> TASK TO CARRY OUT: Return the records in full, exactly as given.

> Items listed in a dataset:
——

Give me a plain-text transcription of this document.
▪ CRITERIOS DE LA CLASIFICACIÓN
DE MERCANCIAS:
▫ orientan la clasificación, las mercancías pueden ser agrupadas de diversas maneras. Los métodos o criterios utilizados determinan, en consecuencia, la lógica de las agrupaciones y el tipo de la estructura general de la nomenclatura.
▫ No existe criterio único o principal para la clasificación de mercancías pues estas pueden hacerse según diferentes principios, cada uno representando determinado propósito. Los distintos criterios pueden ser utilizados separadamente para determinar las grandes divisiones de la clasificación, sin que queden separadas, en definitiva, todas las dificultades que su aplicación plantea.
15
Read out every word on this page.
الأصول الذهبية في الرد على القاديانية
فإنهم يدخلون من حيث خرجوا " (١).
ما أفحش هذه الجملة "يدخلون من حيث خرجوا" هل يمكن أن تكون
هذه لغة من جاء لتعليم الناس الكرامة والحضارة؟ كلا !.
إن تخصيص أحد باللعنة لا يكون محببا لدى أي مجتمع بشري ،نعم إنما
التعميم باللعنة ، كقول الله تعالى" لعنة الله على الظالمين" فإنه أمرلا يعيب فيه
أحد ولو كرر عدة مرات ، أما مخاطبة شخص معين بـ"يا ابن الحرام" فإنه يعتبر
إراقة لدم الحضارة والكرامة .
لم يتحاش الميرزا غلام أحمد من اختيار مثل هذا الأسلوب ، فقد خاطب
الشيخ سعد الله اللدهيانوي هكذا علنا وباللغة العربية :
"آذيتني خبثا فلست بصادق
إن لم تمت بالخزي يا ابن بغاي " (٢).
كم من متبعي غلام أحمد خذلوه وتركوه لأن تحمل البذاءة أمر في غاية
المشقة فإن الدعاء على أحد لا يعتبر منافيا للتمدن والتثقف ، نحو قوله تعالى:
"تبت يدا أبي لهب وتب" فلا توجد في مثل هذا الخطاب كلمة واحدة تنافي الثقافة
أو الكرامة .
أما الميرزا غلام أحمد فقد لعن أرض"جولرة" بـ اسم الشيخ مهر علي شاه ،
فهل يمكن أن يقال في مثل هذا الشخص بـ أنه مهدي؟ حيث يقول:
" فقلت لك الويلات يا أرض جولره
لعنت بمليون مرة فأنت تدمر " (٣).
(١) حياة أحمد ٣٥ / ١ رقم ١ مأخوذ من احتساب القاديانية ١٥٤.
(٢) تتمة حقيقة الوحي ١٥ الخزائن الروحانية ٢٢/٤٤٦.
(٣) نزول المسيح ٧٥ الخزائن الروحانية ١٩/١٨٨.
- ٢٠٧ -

——

> ANSWER TO THE EXERCISE:
Give me a plain-text transcription of this document.
▪ CRITERIOS DE LA CLASIFICACIÓN
DE MERCANCIAS:
▫ orientan la clasificación, las mercancías pueden ser agrupadas de diversas maneras. Los métodos o criterios utilizados determinan, en consecuencia, la lógica de las agrupaciones y el tipo de la estructura general de la nomenclatura.
▫ No existe criterio único o principal para la clasificación de mercancías pues estas pueden hacerse según diferentes principios, cada uno representando determinado propósito. Los distintos criterios pueden ser utilizados separadamente para determinar las grandes divisiones de la clasificación, sin que queden separadas, en definitiva, todas las dificultades que su aplicación plantea.
15
Read out every word on this page.
الأصول الذهبية في الرد على القاديانية
فإنهم يدخلون من حيث خرجوا " (١).
ما أفحش هذه الجملة "يدخلون من حيث خرجوا" هل يمكن أن تكون
هذه لغة من جاء لتعليم الناس الكرامة والحضارة؟ كلا !.
إن تخصيص أحد باللعنة لا يكون محببا لدى أي مجتمع بشري ،نعم إنما
التعميم باللعنة ، كقول الله تعالى" لعنة الله على الظالمين" فإنه أمرلا يعيب فيه
أحد ولو كرر عدة مرات ، أما مخاطبة شخص معين بـ"يا ابن الحرام" فإنه يعتبر
إراقة لدم الحضارة والكرامة .
لم يتحاش الميرزا غلام أحمد من اختيار مثل هذا الأسلوب ، فقد خاطب
الشيخ سعد الله اللدهيانوي هكذا علنا وباللغة العربية :
"آذيتني خبثا فلست بصادق
إن لم تمت بالخزي يا ابن بغاي " (٢).
كم من متبعي غلام أحمد خذلوه وتركوه لأن تحمل البذاءة أمر في غاية
المشقة فإن الدعاء على أحد لا يعتبر منافيا للتمدن والتثقف ، نحو قوله تعالى:
"تبت يدا أبي لهب وتب" فلا توجد في مثل هذا الخطاب كلمة واحدة تنافي الثقافة
أو الكرامة .
أما الميرزا غلام أحمد فقد لعن أرض"جولرة" بـ اسم الشيخ مهر علي شاه ،
فهل يمكن أن يقال في مثل هذا الشخص بـ أنه مهدي؟ حيث يقول:
" فقلت لك الويلات يا أرض جولره
لعنت بمليون مرة فأنت تدمر " (٣).
(١) حياة أحمد ٣٥ / ١ رقم ١ مأخوذ من احتساب القاديانية ١٥٤.
(٢) تتمة حقيقة الوحي ١٥ الخزائن الروحانية ٢٢/٤٤٦.
(٣) نزول المسيح ٧٥ الخزائن الروحانية ١٩/١٨٨.
- ٢٠٧ -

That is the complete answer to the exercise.